» **REQUEST**: Print the complete set of entries exactly.

Begin PROVIDED RECORDS

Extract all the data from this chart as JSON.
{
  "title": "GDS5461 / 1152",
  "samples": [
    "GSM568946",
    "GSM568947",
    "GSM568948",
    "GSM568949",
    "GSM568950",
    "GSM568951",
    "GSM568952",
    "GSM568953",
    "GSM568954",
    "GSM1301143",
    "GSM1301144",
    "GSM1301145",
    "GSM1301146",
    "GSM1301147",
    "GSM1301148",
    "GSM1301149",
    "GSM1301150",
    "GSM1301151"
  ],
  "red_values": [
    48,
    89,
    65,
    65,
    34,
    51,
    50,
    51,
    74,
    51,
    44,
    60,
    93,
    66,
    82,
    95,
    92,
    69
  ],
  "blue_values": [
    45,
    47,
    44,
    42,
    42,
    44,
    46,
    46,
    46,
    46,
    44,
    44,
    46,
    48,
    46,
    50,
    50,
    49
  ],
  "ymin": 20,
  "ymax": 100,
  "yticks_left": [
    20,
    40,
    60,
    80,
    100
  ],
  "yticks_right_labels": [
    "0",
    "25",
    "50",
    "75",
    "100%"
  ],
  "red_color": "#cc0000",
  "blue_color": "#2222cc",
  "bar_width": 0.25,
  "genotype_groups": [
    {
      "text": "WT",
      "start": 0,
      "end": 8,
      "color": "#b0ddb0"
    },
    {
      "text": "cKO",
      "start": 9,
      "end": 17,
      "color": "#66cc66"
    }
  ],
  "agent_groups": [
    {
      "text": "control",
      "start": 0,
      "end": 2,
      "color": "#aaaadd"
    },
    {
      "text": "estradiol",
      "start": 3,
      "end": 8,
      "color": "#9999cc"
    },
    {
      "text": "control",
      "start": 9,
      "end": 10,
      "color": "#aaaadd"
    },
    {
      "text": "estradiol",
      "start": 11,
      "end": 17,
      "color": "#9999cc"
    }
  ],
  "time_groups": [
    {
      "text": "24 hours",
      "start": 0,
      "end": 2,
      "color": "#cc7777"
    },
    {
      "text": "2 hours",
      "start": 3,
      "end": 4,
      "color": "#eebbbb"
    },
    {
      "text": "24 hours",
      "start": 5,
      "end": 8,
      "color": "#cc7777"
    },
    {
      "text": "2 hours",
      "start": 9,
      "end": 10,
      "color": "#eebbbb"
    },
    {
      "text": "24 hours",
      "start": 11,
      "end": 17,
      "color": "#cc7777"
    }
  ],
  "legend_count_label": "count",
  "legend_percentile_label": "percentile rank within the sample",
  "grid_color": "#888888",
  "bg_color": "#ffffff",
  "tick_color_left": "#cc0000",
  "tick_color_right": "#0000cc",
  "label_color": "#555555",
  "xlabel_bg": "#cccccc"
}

End PROVIDED RECORDS

» **THE RESPONSE**:
Extract all the data from this chart as JSON.
{
  "title": "GDS5461 / 1152",
  "samples": [
    "GSM568946",
    "GSM568947",
    "GSM568948",
    "GSM568949",
    "GSM568950",
    "GSM568951",
    "GSM568952",
    "GSM568953",
    "GSM568954",
    "GSM1301143",
    "GSM1301144",
    "GSM1301145",
    "GSM1301146",
    "GSM1301147",
    "GSM1301148",
    "GSM1301149",
    "GSM1301150",
    "GSM1301151"
  ],
  "red_values": [
    48,
    89,
    65,
    65,
    34,
    51,
    50,
    51,
    74,
    51,
    44,
    60,
    93,
    66,
    82,
    95,
    92,
    69
  ],
  "blue_values": [
    45,
    47,
    44,
    42,
    42,
    44,
    46,
    46,
    46,
    46,
    44,
    44,
    46,
    48,
    46,
    50,
    50,
    49
  ],
  "ymin": 20,
  "ymax": 100,
  "yticks_left": [
    20,
    40,
    60,
    80,
    100
  ],
  "yticks_right_labels": [
    "0",
    "25",
    "50",
    "75",
    "100%"
  ],
  "red_color": "#cc0000",
  "blue_color": "#2222cc",
  "bar_width": 0.25,
  "genotype_groups": [
    {
      "text": "WT",
      "start": 0,
      "end": 8,
      "color": "#b0ddb0"
    },
    {
      "text": "cKO",
      "start": 9,
      "end": 17,
      "color": "#66cc66"
    }
  ],
  "agent_groups": [
    {
      "text": "control",
      "start": 0,
      "end": 2,
      "color": "#aaaadd"
    },
    {
      "text": "estradiol",
      "start": 3,
      "end": 8,
      "color": "#9999cc"
    },
    {
      "text": "control",
      "start": 9,
      "end": 10,
      "color": "#aaaadd"
    },
    {
      "text": "estradiol",
      "start": 11,
      "end": 17,
      "color": "#9999cc"
    }
  ],
  "time_groups": [
    {
      "text": "24 hours",
      "start": 0,
      "end": 2,
      "color": "#cc7777"
    },
    {
      "text": "2 hours",
      "start": 3,
      "end": 4,
      "color": "#eebbbb"
    },
    {
      "text": "24 hours",
      "start": 5,
      "end": 8,
      "color": "#cc7777"
    },
    {
      "text": "2 hours",
      "start": 9,
      "end": 10,
      "color": "#eebbbb"
    },
    {
      "text": "24 hours",
      "start": 11,
      "end": 17,
      "color": "#cc7777"
    }
  ],
  "legend_count_label": "count",
  "legend_percentile_label": "percentile rank within the sample",
  "grid_color": "#888888",
  "bg_color": "#ffffff",
  "tick_color_left": "#cc0000",
  "tick_color_right": "#0000cc",
  "label_color": "#555555",
  "xlabel_bg": "#cccccc"
}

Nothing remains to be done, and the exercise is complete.